Look through the lines below and extract each one that contains "data".

**RECORDS FOR THIS EXERCISE:**
·····
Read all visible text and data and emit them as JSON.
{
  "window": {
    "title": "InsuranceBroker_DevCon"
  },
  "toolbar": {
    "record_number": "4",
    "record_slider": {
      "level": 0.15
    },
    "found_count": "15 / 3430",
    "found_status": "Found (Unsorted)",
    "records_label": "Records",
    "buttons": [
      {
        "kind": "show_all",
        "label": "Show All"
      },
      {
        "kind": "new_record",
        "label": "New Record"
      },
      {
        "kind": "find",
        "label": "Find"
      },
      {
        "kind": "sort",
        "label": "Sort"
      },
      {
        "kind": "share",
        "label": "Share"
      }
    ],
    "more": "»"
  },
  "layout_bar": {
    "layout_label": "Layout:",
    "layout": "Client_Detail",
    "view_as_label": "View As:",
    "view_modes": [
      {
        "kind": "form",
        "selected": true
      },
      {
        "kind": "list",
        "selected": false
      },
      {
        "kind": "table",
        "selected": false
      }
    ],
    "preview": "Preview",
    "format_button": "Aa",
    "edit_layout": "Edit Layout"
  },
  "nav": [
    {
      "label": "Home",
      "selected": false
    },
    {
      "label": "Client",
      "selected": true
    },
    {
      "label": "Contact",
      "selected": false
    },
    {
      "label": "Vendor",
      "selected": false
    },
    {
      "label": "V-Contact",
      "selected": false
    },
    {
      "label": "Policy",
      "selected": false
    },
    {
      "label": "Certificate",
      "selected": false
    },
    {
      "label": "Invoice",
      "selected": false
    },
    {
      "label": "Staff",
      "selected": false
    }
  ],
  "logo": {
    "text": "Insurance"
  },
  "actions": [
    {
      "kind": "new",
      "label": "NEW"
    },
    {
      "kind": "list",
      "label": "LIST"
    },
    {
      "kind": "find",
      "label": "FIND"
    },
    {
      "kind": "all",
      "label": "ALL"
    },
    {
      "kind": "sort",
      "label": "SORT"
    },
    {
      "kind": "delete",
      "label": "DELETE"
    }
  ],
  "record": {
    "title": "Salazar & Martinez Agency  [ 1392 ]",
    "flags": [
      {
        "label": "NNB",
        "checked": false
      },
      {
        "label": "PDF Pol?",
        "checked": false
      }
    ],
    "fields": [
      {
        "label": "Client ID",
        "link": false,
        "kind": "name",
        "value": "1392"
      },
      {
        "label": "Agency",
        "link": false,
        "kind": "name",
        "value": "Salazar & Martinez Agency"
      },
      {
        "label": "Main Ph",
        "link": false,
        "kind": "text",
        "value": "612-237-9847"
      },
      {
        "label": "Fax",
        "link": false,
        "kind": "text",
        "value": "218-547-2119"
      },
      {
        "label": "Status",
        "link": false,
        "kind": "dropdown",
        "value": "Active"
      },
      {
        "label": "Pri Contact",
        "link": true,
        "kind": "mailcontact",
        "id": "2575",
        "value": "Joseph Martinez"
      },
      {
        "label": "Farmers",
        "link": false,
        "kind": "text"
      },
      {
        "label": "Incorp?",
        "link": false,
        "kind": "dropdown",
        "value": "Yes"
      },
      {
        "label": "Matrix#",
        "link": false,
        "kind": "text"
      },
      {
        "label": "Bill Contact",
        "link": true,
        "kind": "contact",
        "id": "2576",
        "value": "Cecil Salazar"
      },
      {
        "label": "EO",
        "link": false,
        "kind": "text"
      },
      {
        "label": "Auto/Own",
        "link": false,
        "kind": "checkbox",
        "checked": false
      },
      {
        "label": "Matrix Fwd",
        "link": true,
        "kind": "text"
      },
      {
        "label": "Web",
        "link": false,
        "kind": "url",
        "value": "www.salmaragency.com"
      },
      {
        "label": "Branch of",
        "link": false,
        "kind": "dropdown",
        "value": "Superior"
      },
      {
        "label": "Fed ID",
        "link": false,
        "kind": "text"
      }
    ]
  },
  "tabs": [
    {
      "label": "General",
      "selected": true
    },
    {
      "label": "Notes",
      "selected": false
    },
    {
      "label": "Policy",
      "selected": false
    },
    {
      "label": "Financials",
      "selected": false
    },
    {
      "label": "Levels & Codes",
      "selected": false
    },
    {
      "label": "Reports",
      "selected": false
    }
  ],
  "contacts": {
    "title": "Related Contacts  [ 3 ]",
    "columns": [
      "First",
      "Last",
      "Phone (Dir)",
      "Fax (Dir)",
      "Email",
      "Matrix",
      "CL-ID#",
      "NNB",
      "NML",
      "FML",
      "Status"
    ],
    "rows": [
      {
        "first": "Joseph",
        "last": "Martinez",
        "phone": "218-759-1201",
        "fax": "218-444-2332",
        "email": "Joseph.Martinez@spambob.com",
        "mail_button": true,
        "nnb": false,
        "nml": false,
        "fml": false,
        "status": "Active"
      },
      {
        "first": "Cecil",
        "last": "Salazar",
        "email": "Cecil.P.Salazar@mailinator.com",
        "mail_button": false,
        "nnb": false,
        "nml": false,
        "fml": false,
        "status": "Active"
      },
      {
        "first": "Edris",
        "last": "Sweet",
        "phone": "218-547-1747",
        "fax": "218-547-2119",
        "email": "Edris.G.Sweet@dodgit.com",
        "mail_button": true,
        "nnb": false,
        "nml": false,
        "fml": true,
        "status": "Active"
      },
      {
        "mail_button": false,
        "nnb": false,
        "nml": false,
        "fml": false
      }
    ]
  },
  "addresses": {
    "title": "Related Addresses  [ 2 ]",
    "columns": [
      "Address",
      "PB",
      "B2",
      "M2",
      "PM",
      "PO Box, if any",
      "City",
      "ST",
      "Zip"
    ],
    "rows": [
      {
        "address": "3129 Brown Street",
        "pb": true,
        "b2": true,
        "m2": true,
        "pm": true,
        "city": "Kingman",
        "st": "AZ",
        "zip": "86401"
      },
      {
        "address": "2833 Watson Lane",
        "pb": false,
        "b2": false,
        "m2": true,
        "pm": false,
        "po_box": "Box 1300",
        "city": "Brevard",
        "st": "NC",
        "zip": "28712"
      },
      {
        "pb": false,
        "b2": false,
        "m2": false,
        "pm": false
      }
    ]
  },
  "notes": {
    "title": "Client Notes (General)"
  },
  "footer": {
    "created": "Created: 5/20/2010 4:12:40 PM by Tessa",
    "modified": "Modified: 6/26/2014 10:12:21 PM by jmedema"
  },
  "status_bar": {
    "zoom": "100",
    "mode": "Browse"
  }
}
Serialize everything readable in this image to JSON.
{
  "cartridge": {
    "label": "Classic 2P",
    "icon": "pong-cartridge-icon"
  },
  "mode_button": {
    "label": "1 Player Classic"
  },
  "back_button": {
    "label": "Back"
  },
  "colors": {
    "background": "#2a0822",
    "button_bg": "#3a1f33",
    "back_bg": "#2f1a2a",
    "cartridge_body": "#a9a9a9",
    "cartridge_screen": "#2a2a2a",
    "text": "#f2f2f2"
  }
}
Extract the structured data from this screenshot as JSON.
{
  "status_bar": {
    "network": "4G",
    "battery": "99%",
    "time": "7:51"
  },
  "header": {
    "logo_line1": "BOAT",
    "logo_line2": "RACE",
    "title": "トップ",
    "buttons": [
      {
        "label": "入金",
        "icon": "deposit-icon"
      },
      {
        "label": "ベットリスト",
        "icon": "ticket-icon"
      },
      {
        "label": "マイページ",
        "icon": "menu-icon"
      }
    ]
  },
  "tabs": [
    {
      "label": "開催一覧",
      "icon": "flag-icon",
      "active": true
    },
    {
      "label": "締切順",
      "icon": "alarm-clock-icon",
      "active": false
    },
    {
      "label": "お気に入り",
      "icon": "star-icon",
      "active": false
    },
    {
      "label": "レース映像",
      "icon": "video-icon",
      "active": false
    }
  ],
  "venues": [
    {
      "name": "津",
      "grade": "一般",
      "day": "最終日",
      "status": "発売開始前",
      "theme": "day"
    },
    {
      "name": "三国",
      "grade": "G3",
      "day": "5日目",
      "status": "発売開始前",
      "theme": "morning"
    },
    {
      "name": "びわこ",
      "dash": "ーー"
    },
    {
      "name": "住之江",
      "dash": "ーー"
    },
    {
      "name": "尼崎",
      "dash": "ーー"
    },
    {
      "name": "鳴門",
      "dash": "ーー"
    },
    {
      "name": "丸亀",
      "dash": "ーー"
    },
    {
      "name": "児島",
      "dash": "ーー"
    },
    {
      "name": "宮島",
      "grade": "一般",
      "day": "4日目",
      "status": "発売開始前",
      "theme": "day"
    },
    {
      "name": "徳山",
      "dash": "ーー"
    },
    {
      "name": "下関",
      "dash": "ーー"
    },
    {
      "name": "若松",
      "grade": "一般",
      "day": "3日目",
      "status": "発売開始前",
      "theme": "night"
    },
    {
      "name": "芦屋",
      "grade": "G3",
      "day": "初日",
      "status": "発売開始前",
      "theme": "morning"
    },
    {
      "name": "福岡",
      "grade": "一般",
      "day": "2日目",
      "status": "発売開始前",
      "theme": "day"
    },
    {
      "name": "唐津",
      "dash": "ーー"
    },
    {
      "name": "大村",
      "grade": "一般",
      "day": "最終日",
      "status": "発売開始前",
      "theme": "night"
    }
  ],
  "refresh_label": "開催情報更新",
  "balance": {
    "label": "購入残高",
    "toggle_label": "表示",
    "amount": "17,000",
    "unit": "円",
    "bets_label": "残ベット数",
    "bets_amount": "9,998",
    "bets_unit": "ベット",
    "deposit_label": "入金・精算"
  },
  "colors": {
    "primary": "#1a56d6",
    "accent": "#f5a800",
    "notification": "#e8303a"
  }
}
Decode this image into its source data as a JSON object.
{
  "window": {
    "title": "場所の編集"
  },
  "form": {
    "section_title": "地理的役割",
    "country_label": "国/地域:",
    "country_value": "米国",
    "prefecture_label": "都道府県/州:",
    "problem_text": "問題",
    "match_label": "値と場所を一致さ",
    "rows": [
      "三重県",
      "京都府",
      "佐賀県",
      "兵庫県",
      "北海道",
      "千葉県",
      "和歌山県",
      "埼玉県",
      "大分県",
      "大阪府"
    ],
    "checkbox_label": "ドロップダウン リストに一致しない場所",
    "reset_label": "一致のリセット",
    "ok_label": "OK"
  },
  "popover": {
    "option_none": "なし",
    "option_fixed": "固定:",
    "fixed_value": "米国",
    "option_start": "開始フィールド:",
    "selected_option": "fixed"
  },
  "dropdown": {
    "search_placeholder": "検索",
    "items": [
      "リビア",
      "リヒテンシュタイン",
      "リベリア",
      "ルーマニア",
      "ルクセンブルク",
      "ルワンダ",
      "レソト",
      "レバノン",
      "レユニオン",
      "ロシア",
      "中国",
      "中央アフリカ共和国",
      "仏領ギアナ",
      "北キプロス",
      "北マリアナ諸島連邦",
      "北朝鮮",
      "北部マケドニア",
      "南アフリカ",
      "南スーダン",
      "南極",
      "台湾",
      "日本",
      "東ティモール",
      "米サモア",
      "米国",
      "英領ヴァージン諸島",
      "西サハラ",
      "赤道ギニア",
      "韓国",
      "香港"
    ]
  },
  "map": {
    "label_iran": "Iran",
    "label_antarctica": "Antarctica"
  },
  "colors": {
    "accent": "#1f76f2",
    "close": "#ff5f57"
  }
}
·····
**FINAL RESULT:**
Read all visible text and data and emit them as JSON.
Extract the structured data from this screenshot as JSON.
Decode this image into its source data as a JSON object.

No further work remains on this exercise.